[Goal] Make an exact copy of all the entries, with the pictures left out.

[Available records]
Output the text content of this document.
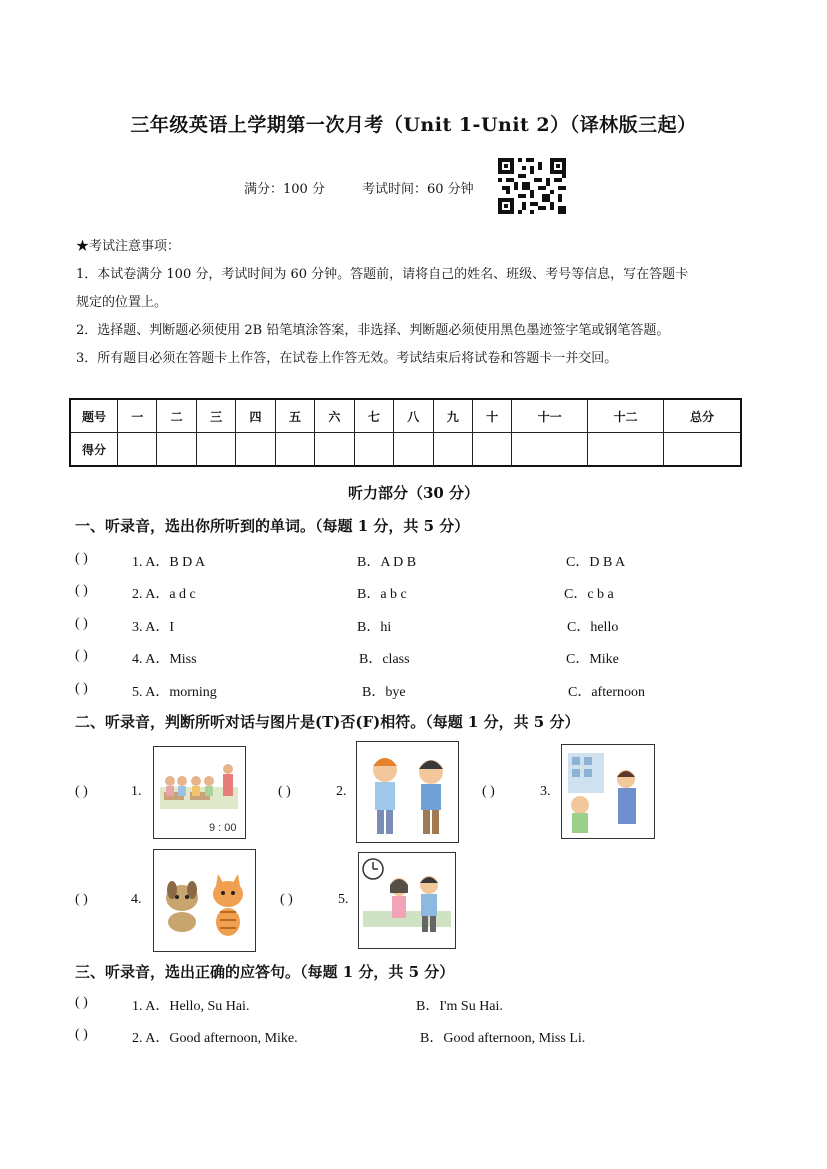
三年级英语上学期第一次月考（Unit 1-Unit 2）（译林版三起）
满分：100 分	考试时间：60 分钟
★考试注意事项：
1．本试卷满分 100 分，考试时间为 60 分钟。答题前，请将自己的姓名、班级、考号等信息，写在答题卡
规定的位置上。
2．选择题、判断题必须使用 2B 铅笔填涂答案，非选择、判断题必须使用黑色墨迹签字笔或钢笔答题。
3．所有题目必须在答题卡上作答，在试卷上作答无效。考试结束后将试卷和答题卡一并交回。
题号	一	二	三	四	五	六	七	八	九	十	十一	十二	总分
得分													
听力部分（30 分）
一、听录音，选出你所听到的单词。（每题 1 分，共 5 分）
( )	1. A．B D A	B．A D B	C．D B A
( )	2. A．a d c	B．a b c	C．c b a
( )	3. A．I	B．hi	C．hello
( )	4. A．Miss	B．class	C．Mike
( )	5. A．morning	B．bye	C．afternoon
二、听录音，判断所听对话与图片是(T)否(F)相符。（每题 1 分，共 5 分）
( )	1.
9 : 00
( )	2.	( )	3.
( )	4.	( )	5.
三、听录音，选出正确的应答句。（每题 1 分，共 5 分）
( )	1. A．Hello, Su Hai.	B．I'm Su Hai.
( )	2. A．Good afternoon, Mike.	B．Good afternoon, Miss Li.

[Result for this exercise]
Output the text content of this document.
三年级英语上学期第一次月考（Unit 1-Unit 2）（译林版三起）
满分：100 分	考试时间：60 分钟
★考试注意事项：
1．本试卷满分 100 分，考试时间为 60 分钟。答题前，请将自己的姓名、班级、考号等信息，写在答题卡
规定的位置上。
2．选择题、判断题必须使用 2B 铅笔填涂答案，非选择、判断题必须使用黑色墨迹签字笔或钢笔答题。
3．所有题目必须在答题卡上作答，在试卷上作答无效。考试结束后将试卷和答题卡一并交回。
题号	一	二	三	四	五	六	七	八	九	十	十一	十二	总分
得分													
听力部分（30 分）
一、听录音，选出你所听到的单词。（每题 1 分，共 5 分）
( )	1. A．B D A	B．A D B	C．D B A
( )	2. A．a d c	B．a b c	C．c b a
( )	3. A．I	B．hi	C．hello
( )	4. A．Miss	B．class	C．Mike
( )	5. A．morning	B．bye	C．afternoon
二、听录音，判断所听对话与图片是(T)否(F)相符。（每题 1 分，共 5 分）
( )	1.
9 : 00
( )	2.	( )	3.
( )	4.	( )	5.
三、听录音，选出正确的应答句。（每题 1 分，共 5 分）
( )	1. A．Hello, Su Hai.	B．I'm Su Hai.
( )	2. A．Good afternoon, Mike.	B．Good afternoon, Miss Li.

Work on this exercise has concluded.